§ Task to carry out
Gather each line containing the string "surface" from these entries.

[Figure content listings]
%%

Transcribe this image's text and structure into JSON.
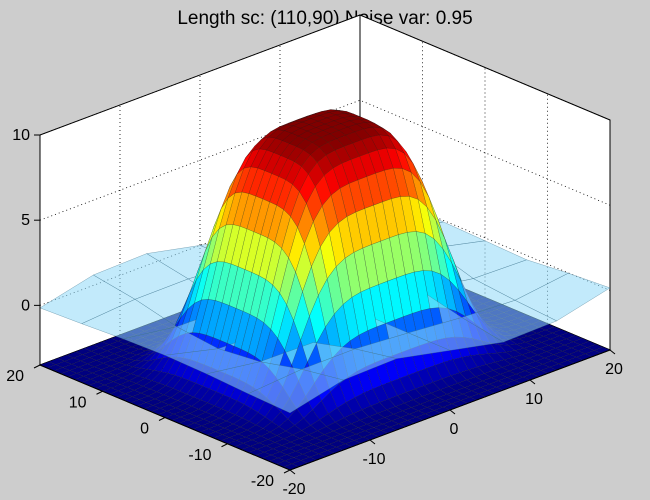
{
  "chart_data": {
    "type": "surface",
    "title": "Length sc: (110,90) Noise var: 0.95",
    "xlabel": "",
    "ylabel": "",
    "zlabel": "",
    "xlim": [
      -20,
      20
    ],
    "ylim": [
      -20,
      20
    ],
    "zlim": [
      -3.5,
      10
    ],
    "x_ticks": [
      -20,
      -10,
      0,
      10,
      20
    ],
    "y_ticks": [
      -20,
      -10,
      0,
      10,
      20
    ],
    "z_ticks": [
      0,
      5,
      10
    ],
    "x_tick_labels": [
      "-20",
      "-10",
      "0",
      "10",
      "20"
    ],
    "y_tick_labels": [
      "-20",
      "-10",
      "0",
      "10",
      "20"
    ],
    "z_tick_labels": [
      "0",
      "5",
      "10"
    ],
    "surface": {
      "description": "smooth bump centred near origin, peak about 10, falling to about -3.5 at the corners",
      "peak_value": 10.2,
      "peak_x": 0,
      "peak_y": 0,
      "min_value": -3.5
    },
    "overlay_plane": {
      "description": "translucent light-blue surface near z = 0 with small local bumps",
      "level": 0
    },
    "grid": true,
    "colormap": "jet",
    "colors": {
      "background": "#cdcdcd",
      "axes_bg": "#ffffff",
      "overlay": "#8fd8f8"
    }
  }
}
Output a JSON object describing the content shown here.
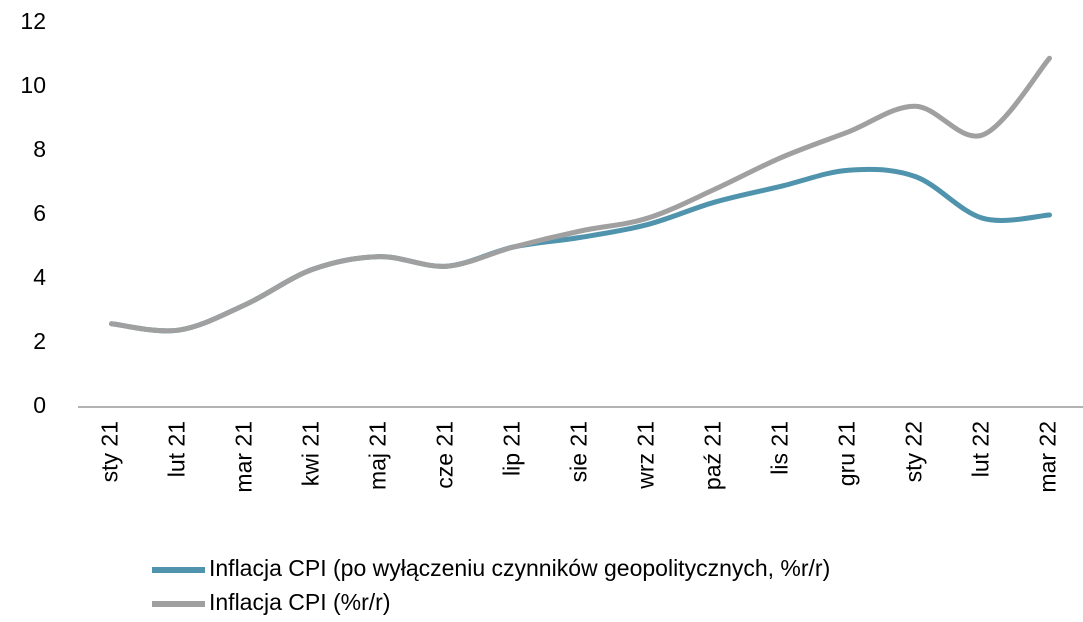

%%

§ Full response
    "type": "surface",
    "surface": {
      "description": "translucent light-blue surface near z = 0 with small local bumps",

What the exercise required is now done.